[Some records]
------------------------------

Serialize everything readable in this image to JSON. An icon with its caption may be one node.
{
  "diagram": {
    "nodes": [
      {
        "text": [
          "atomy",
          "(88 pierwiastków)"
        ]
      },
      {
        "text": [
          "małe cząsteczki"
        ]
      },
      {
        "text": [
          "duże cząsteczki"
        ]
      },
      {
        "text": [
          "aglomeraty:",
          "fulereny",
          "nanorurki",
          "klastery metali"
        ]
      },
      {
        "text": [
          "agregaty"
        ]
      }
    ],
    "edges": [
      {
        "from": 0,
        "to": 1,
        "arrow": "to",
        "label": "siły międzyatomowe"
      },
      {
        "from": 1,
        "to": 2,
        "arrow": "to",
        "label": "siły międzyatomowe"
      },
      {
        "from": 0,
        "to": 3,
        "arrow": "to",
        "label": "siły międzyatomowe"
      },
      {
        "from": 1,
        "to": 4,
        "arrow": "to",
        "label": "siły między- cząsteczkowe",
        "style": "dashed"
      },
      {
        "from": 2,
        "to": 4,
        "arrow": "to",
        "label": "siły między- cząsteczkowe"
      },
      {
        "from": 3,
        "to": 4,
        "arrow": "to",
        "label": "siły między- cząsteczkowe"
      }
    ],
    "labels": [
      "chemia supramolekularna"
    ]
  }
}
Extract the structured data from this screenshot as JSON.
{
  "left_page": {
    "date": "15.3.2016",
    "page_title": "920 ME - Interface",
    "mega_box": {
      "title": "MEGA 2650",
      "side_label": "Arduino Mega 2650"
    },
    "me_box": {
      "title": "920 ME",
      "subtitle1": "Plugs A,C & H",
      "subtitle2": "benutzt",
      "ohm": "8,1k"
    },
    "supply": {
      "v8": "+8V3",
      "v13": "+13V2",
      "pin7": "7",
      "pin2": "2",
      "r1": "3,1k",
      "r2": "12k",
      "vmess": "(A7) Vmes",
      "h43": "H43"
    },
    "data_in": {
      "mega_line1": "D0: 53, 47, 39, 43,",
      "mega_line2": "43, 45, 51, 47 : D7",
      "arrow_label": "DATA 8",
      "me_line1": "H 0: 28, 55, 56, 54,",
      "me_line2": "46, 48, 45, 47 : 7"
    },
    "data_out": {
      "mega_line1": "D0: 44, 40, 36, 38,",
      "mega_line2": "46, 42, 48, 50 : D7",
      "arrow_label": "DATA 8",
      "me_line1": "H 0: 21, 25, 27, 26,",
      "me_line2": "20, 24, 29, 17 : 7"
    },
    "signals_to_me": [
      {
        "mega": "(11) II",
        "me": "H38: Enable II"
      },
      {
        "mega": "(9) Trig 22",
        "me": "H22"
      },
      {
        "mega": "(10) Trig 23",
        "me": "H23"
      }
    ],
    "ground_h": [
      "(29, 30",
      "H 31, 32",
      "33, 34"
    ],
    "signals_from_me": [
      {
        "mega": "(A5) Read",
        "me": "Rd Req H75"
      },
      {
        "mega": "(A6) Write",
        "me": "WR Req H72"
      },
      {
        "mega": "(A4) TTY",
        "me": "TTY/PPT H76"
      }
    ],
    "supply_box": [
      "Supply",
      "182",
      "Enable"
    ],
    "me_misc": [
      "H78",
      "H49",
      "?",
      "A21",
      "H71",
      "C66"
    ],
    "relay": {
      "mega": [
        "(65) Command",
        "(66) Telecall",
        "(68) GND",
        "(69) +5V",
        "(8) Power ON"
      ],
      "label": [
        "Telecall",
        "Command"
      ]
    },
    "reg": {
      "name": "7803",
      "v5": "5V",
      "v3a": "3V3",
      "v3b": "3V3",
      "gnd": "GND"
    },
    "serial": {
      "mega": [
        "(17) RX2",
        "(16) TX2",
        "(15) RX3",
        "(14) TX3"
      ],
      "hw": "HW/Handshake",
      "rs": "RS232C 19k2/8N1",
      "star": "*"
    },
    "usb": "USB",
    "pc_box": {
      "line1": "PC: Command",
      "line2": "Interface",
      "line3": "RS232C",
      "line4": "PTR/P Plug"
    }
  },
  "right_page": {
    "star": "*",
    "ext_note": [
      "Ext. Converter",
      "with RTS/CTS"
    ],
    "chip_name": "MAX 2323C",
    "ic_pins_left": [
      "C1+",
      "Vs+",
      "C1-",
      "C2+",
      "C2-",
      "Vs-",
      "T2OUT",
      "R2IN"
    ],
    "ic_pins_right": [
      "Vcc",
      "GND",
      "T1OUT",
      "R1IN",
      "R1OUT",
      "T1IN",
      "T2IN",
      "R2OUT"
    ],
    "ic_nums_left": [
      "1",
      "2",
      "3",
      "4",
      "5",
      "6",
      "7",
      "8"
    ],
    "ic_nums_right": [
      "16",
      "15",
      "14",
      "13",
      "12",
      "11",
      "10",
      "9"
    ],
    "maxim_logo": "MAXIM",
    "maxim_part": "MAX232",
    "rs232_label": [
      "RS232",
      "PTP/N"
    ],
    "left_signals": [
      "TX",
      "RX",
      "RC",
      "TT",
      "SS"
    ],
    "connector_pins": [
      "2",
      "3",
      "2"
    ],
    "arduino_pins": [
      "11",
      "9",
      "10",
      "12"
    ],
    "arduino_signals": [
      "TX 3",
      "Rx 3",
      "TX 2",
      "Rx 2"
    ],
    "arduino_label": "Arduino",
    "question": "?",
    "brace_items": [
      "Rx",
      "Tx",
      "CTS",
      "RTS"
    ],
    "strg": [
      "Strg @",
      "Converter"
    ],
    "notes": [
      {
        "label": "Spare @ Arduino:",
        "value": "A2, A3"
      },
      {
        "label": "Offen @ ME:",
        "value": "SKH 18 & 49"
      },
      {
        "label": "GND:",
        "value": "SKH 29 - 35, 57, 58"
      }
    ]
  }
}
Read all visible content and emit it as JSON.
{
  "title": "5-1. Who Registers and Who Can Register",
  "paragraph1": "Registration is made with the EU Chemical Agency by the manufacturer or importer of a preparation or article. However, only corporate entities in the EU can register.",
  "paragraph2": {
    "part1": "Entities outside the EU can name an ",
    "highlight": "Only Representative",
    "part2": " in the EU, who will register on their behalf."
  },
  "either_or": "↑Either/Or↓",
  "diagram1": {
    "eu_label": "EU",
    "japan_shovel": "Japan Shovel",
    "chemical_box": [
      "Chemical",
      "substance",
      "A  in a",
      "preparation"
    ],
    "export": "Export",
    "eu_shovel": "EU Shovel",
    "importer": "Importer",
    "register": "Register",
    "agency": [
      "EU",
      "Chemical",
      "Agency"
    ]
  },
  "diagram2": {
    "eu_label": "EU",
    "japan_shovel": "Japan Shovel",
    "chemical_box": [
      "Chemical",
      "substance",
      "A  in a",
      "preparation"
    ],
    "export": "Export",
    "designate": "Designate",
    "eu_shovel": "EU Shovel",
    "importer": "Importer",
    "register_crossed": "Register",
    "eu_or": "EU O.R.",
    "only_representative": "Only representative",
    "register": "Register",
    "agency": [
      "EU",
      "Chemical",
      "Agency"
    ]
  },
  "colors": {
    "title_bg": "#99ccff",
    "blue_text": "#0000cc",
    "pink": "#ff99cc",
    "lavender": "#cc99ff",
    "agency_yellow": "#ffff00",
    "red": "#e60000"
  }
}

------------------------------

(Given instruction): Go through the records and show every line with the string "JSON" in it.

(Task output):
Serialize everything readable in this image to JSON. An icon with its caption may be one node.
Extract the structured data from this screenshot as JSON.
Read all visible content and emit it as JSON.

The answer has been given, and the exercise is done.